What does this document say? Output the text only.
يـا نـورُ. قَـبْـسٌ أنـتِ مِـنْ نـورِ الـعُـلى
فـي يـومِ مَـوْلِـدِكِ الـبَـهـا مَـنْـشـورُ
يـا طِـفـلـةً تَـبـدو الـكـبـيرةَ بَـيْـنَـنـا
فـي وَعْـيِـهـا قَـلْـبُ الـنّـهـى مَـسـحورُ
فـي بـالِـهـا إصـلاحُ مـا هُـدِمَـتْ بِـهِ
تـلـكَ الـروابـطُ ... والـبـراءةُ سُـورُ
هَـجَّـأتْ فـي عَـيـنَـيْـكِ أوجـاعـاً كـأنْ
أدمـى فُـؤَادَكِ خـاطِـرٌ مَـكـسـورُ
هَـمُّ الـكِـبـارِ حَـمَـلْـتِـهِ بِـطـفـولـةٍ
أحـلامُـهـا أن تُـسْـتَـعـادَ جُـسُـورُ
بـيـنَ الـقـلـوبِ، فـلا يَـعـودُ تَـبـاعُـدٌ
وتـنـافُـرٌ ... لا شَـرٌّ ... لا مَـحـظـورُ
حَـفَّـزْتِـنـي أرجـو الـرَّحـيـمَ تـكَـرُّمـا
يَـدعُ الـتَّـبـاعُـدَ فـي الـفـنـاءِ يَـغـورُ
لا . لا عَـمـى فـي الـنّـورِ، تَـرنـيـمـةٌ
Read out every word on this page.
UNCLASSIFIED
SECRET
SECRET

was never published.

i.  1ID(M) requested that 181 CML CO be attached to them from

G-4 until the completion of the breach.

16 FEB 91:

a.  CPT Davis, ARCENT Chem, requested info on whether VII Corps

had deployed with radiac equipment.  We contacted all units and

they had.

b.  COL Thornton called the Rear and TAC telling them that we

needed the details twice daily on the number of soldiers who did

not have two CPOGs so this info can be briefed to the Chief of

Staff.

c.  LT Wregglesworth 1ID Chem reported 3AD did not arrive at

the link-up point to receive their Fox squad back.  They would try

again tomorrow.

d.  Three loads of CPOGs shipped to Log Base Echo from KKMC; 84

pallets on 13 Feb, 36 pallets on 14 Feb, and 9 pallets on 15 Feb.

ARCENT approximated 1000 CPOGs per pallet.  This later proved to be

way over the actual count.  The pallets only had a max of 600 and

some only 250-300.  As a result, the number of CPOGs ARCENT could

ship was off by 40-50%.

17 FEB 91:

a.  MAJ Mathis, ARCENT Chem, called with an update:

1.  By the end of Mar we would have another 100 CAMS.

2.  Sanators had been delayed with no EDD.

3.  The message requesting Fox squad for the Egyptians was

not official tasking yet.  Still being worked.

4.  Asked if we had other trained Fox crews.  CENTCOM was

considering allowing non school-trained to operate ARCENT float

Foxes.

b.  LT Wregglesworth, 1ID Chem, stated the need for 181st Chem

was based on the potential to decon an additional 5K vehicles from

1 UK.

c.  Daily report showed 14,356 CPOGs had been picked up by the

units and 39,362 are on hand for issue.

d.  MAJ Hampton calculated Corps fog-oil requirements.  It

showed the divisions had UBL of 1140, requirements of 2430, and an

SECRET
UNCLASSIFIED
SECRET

+===+

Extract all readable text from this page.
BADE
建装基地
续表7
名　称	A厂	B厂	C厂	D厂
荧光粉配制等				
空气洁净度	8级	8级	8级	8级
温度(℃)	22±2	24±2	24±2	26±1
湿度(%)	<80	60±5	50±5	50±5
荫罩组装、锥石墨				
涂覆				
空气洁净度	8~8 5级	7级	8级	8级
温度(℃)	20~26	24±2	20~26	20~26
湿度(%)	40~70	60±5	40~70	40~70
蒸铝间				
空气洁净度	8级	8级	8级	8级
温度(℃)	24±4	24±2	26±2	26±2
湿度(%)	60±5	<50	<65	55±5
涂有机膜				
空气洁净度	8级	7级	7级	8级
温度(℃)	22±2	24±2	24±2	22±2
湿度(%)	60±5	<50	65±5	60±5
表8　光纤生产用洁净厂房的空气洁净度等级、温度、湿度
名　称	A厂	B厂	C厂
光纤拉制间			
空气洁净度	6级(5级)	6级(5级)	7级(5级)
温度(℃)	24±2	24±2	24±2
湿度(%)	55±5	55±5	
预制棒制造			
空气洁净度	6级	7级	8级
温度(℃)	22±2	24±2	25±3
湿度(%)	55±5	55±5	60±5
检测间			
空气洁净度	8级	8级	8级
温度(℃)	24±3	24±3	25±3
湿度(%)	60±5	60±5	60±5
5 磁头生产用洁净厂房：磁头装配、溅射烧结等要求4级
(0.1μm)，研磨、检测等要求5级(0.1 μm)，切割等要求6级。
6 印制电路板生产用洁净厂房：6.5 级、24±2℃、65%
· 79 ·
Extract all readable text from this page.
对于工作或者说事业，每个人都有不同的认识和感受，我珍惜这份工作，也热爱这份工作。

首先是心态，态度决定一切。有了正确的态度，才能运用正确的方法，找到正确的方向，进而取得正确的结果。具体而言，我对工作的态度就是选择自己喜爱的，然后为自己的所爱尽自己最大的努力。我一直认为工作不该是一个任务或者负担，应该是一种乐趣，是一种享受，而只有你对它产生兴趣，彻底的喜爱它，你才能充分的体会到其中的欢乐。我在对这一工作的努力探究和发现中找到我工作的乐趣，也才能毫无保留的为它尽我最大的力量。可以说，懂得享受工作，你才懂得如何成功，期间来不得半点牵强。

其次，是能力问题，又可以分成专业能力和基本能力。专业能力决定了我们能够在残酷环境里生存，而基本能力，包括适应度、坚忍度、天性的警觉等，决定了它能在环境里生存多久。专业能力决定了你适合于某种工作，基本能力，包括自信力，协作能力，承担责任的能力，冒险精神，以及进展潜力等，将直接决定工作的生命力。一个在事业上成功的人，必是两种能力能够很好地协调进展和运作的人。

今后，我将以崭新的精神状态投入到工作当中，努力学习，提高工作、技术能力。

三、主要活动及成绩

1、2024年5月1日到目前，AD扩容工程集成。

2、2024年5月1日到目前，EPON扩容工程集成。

+===+

CHALLENGE =>
Identify lines with the string "requirements". Copy each one.

WRITTEN REPLY =>
d.  MAJ Hampton calculated Corps fog-oil requirements.  It
showed the divisions had UBL of 1140, requirements of 2430, and an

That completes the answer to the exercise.